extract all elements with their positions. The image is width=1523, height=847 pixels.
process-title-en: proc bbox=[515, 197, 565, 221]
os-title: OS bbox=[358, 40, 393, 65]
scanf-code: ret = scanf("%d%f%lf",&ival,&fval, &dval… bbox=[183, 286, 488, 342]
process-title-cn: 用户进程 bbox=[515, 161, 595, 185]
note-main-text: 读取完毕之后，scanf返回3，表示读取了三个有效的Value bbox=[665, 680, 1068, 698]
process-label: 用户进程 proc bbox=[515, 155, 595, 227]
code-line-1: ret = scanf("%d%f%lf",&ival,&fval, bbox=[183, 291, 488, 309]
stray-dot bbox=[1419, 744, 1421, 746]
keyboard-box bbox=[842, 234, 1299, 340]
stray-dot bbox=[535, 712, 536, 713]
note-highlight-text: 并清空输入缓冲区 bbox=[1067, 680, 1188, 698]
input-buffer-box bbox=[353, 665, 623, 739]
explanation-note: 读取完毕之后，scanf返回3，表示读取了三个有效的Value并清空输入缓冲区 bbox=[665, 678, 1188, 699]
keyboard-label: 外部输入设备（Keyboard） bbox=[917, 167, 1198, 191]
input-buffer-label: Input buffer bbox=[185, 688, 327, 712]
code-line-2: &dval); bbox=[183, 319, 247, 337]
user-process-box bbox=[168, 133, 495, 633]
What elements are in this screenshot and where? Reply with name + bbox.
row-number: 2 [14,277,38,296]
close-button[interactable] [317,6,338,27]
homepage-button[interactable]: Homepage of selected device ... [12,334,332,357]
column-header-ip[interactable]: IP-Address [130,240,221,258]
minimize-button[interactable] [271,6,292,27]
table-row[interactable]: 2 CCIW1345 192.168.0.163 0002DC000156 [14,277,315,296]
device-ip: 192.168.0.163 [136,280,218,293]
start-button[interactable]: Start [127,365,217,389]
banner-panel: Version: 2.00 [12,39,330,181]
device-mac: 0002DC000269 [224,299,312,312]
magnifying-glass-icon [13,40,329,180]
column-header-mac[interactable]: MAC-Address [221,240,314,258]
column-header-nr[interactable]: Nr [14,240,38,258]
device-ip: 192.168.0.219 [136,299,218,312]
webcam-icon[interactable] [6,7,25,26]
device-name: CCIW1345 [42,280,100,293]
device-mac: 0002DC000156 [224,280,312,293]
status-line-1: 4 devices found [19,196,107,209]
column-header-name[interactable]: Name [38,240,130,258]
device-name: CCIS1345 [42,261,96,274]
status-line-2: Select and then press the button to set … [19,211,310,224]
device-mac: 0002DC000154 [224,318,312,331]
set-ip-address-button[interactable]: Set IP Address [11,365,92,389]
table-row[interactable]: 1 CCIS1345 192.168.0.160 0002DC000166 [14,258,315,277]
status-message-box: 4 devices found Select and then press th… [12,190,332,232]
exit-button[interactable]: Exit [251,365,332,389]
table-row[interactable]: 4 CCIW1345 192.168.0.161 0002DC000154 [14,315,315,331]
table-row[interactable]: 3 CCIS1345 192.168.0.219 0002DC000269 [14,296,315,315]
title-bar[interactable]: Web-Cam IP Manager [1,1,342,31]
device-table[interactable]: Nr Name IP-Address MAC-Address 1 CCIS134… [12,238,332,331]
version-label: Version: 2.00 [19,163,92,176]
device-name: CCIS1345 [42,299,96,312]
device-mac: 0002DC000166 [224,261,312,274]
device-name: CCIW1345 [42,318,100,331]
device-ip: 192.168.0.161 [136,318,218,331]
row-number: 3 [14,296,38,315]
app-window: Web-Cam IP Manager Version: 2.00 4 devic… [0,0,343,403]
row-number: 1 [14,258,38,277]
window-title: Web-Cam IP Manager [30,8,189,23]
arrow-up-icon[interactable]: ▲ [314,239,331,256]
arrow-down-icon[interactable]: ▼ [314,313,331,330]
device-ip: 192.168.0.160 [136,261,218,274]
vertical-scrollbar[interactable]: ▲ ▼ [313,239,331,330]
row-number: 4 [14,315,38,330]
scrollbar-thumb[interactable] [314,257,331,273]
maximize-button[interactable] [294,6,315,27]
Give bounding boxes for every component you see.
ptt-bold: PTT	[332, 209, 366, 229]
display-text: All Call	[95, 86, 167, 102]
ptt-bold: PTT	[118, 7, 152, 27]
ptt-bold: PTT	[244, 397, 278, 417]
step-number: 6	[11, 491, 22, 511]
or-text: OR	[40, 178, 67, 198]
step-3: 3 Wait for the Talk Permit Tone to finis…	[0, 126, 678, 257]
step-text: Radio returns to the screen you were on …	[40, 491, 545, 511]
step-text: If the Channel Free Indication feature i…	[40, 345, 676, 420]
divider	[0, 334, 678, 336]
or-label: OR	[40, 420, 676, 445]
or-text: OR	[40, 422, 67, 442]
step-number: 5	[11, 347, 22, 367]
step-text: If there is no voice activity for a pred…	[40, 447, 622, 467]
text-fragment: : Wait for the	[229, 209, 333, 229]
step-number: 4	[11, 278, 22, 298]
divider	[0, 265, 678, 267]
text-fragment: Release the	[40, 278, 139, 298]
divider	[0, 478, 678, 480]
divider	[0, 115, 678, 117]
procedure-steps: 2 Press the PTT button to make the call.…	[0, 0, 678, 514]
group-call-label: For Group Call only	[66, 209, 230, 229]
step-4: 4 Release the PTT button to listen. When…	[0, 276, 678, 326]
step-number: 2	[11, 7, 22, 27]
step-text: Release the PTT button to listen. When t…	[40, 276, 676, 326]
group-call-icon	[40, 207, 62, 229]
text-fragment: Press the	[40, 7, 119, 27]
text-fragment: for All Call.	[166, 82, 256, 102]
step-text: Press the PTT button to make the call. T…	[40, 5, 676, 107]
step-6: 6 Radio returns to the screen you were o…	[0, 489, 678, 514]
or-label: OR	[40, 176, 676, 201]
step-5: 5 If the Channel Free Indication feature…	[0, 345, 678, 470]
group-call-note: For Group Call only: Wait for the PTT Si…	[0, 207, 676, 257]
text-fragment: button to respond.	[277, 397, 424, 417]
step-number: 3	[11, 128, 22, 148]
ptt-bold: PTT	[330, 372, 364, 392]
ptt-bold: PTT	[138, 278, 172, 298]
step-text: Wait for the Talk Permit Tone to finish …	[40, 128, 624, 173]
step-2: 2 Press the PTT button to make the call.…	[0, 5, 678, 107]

= = = =

• **PROMPT**: Copy every one of the lines shown above exactly as they appear.

• **RESULT OF THIS TASK**:
extract all elements with their positions. The image is width=1523, height=847 pixels.
process-title-en: proc bbox=[515, 197, 565, 221]
os-title: OS bbox=[358, 40, 393, 65]
scanf-code: ret = scanf("%d%f%lf",&ival,&fval, &dval… bbox=[183, 286, 488, 342]
process-title-cn: 用户进程 bbox=[515, 161, 595, 185]
note-main-text: 读取完毕之后，scanf返回3，表示读取了三个有效的Value bbox=[665, 680, 1068, 698]
process-label: 用户进程 proc bbox=[515, 155, 595, 227]
code-line-1: ret = scanf("%d%f%lf",&ival,&fval, bbox=[183, 291, 488, 309]
stray-dot bbox=[1419, 744, 1421, 746]
keyboard-box bbox=[842, 234, 1299, 340]
stray-dot bbox=[535, 712, 536, 713]
note-highlight-text: 并清空输入缓冲区 bbox=[1067, 680, 1188, 698]
input-buffer-box bbox=[353, 665, 623, 739]
explanation-note: 读取完毕之后，scanf返回3，表示读取了三个有效的Value并清空输入缓冲区 bbox=[665, 678, 1188, 699]
keyboard-label: 外部输入设备（Keyboard） bbox=[917, 167, 1198, 191]
input-buffer-label: Input buffer bbox=[185, 688, 327, 712]
code-line-2: &dval); bbox=[183, 319, 247, 337]
user-process-box bbox=[168, 133, 495, 633]
What elements are in this screenshot and where? Reply with name + bbox.
row-number: 2 [14,277,38,296]
close-button[interactable] [317,6,338,27]
homepage-button[interactable]: Homepage of selected device ... [12,334,332,357]
column-header-ip[interactable]: IP-Address [130,240,221,258]
minimize-button[interactable] [271,6,292,27]
table-row[interactable]: 2 CCIW1345 192.168.0.163 0002DC000156 [14,277,315,296]
device-ip: 192.168.0.163 [136,280,218,293]
start-button[interactable]: Start [127,365,217,389]
banner-panel: Version: 2.00 [12,39,330,181]
device-mac: 0002DC000269 [224,299,312,312]
magnifying-glass-icon [13,40,329,180]
column-header-mac[interactable]: MAC-Address [221,240,314,258]
column-header-nr[interactable]: Nr [14,240,38,258]
device-ip: 192.168.0.219 [136,299,218,312]
webcam-icon[interactable] [6,7,25,26]
device-name: CCIW1345 [42,280,100,293]
device-mac: 0002DC000156 [224,280,312,293]
status-line-1: 4 devices found [19,196,107,209]
column-header-name[interactable]: Name [38,240,130,258]
device-name: CCIS1345 [42,261,96,274]
status-line-2: Select and then press the button to set … [19,211,310,224]
device-mac: 0002DC000154 [224,318,312,331]
set-ip-address-button[interactable]: Set IP Address [11,365,92,389]
table-row[interactable]: 1 CCIS1345 192.168.0.160 0002DC000166 [14,258,315,277]
status-message-box: 4 devices found Select and then press th… [12,190,332,232]
exit-button[interactable]: Exit [251,365,332,389]
table-row[interactable]: 4 CCIW1345 192.168.0.161 0002DC000154 [14,315,315,331]
table-row[interactable]: 3 CCIS1345 192.168.0.219 0002DC000269 [14,296,315,315]
title-bar[interactable]: Web-Cam IP Manager [1,1,342,31]
device-table[interactable]: Nr Name IP-Address MAC-Address 1 CCIS134… [12,238,332,331]
version-label: Version: 2.00 [19,163,92,176]
device-name: CCIS1345 [42,299,96,312]
device-mac: 0002DC000166 [224,261,312,274]
device-name: CCIW1345 [42,318,100,331]
device-ip: 192.168.0.161 [136,318,218,331]
row-number: 3 [14,296,38,315]
app-window: Web-Cam IP Manager Version: 2.00 4 devic… [0,0,343,403]
row-number: 1 [14,258,38,277]
window-title: Web-Cam IP Manager [30,8,189,23]
arrow-up-icon[interactable]: ▲ [314,239,331,256]
arrow-down-icon[interactable]: ▼ [314,313,331,330]
device-ip: 192.168.0.160 [136,261,218,274]
vertical-scrollbar[interactable]: ▲ ▼ [313,239,331,330]
row-number: 4 [14,315,38,330]
scrollbar-thumb[interactable] [314,257,331,273]
maximize-button[interactable] [294,6,315,27]
Give bounding boxes for every component you see.
ptt-bold: PTT	[332, 209, 366, 229]
display-text: All Call	[95, 86, 167, 102]
ptt-bold: PTT	[118, 7, 152, 27]
ptt-bold: PTT	[244, 397, 278, 417]
step-number: 6	[11, 491, 22, 511]
or-text: OR	[40, 178, 67, 198]
step-3: 3 Wait for the Talk Permit Tone to finis…	[0, 126, 678, 257]
step-text: Radio returns to the screen you were on …	[40, 491, 545, 511]
step-text: If the Channel Free Indication feature i…	[40, 345, 676, 420]
divider	[0, 334, 678, 336]
or-label: OR	[40, 420, 676, 445]
or-text: OR	[40, 422, 67, 442]
step-number: 5	[11, 347, 22, 367]
step-text: If there is no voice activity for a pred…	[40, 447, 622, 467]
text-fragment: : Wait for the	[229, 209, 333, 229]
step-number: 4	[11, 278, 22, 298]
divider	[0, 265, 678, 267]
text-fragment: Release the	[40, 278, 139, 298]
divider	[0, 478, 678, 480]
divider	[0, 115, 678, 117]
procedure-steps: 2 Press the PTT button to make the call.…	[0, 0, 678, 514]
group-call-label: For Group Call only	[66, 209, 230, 229]
step-4: 4 Release the PTT button to listen. When…	[0, 276, 678, 326]
step-number: 2	[11, 7, 22, 27]
step-text: Release the PTT button to listen. When t…	[40, 276, 676, 326]
group-call-icon	[40, 207, 62, 229]
text-fragment: Press the	[40, 7, 119, 27]
text-fragment: for All Call.	[166, 82, 256, 102]
step-text: Press the PTT button to make the call. T…	[40, 5, 676, 107]
step-6: 6 Radio returns to the screen you were o…	[0, 489, 678, 514]
or-label: OR	[40, 176, 676, 201]
step-5: 5 If the Channel Free Indication feature…	[0, 345, 678, 470]
group-call-note: For Group Call only: Wait for the PTT Si…	[0, 207, 676, 257]
text-fragment: button to respond.	[277, 397, 424, 417]
step-number: 3	[11, 128, 22, 148]
ptt-bold: PTT	[330, 372, 364, 392]
ptt-bold: PTT	[138, 278, 172, 298]
step-text: Wait for the Talk Permit Tone to finish …	[40, 128, 624, 173]
step-2: 2 Press the PTT button to make the call.…	[0, 5, 678, 107]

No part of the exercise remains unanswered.